WHAT YOU NEED TO DO: Collect every line of the records below that contains the word "мероприятие".

MATERIAL FOR THE TASK:
## START
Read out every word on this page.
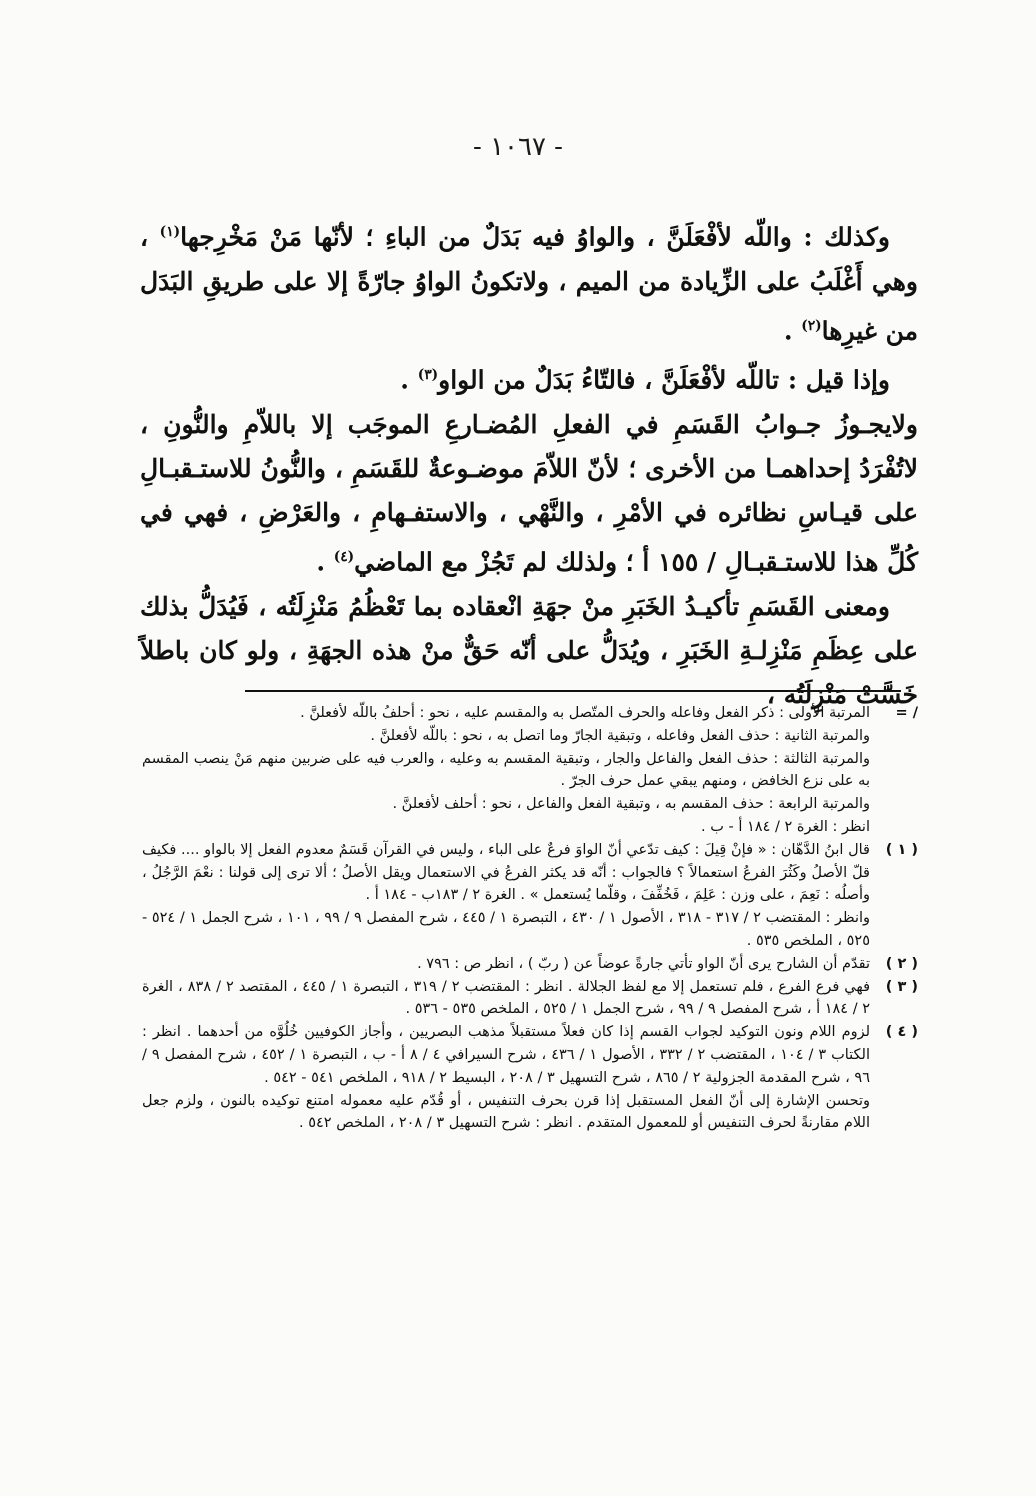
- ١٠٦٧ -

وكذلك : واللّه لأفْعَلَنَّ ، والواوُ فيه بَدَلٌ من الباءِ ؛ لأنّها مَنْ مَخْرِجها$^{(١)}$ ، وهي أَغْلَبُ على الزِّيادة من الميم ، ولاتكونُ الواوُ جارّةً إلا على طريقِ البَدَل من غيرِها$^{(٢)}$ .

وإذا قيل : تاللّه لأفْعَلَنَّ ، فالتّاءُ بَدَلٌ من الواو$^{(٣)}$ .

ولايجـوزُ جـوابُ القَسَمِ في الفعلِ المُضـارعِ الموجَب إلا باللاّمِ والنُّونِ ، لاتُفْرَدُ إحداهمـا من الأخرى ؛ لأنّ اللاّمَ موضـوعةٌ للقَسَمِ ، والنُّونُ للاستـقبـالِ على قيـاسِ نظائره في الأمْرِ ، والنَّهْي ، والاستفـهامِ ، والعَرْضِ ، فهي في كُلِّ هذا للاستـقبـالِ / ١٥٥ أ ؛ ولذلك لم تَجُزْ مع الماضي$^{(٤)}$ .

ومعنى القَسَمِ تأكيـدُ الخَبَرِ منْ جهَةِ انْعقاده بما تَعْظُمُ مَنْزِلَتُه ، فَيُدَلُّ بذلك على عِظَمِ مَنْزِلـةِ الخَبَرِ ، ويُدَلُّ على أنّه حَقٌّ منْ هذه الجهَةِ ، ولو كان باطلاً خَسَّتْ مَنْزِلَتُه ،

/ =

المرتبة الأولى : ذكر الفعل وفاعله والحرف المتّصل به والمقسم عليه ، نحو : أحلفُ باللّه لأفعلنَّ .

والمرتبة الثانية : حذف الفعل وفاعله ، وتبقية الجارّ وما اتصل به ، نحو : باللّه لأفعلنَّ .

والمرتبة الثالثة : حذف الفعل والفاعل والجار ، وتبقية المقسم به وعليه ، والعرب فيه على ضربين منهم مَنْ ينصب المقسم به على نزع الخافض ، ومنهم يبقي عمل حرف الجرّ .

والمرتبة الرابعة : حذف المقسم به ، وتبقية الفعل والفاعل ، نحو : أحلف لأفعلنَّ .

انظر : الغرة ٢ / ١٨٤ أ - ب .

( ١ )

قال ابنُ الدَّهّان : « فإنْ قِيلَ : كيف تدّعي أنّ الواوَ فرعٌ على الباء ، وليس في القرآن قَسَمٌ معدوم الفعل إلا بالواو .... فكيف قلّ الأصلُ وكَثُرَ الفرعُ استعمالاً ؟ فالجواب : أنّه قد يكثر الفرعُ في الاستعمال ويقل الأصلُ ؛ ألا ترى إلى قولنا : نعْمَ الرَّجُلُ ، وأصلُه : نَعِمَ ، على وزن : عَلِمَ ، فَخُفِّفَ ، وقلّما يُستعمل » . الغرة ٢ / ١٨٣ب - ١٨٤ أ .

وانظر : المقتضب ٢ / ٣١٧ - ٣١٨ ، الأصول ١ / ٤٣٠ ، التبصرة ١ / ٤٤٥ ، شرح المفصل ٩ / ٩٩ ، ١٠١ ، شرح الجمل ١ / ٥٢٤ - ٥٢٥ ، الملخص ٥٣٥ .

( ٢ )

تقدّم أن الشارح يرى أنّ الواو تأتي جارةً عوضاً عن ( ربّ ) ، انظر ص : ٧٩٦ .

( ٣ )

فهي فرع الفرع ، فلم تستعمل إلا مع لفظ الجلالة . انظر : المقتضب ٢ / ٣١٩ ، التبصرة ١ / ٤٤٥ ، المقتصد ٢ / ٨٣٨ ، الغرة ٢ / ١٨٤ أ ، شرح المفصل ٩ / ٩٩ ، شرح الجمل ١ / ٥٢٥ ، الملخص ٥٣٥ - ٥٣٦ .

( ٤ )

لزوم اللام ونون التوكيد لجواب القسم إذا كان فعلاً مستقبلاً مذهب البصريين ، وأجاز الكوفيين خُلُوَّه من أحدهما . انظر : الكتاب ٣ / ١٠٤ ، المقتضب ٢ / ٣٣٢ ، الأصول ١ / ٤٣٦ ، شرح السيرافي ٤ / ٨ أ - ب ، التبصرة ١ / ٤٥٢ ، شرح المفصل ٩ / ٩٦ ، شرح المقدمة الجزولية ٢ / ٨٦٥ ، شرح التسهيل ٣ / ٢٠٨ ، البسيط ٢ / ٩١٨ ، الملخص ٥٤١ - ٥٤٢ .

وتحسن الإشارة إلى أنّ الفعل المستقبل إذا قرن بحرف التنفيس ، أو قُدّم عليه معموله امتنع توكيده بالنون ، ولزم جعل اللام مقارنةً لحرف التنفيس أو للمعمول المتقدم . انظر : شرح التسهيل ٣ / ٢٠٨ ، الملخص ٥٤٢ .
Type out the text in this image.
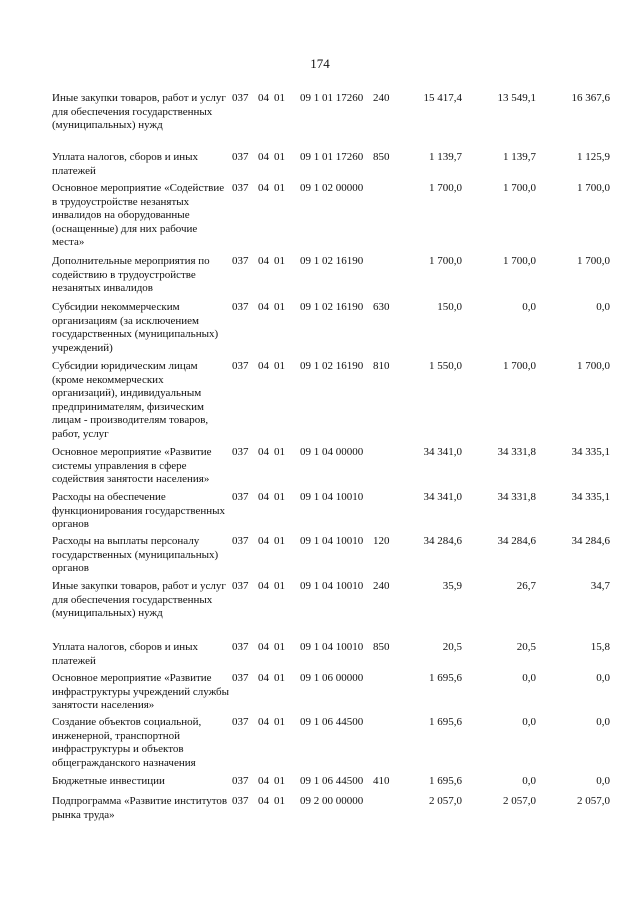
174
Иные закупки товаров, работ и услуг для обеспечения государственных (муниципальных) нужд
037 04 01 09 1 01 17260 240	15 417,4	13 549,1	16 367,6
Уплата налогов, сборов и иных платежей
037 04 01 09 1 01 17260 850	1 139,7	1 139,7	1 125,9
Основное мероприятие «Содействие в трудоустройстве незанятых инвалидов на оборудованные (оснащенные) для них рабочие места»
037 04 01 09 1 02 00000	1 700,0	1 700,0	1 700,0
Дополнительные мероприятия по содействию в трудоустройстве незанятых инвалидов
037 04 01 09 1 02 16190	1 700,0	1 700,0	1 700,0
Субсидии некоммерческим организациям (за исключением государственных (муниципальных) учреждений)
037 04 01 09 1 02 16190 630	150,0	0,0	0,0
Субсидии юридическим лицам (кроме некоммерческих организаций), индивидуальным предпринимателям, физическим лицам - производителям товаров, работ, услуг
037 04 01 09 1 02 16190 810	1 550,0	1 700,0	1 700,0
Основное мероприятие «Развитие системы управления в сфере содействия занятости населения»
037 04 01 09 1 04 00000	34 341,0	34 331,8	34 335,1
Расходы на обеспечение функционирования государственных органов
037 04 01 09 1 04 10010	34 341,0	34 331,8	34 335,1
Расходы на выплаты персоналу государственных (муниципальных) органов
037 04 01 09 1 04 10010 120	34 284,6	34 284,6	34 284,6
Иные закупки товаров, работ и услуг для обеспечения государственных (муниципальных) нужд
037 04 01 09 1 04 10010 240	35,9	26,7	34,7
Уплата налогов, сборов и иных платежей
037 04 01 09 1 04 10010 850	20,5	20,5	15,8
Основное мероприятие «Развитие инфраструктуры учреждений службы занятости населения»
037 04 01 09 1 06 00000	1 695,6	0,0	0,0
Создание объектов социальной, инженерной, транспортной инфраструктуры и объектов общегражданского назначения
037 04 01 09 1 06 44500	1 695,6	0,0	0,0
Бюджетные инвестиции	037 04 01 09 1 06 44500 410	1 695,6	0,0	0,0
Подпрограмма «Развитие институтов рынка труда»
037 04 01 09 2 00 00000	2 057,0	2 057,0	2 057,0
## END
EXPECTED ANSWER:
Основное мероприятие «Содействие в трудоустройстве незанятых инвалидов на оборудованные (оснащенные) для них рабочие места»
Основное мероприятие «Развитие системы управления в сфере содействия занятости населения»
Основное мероприятие «Развитие инфраструктуры учреждений службы занятости населения»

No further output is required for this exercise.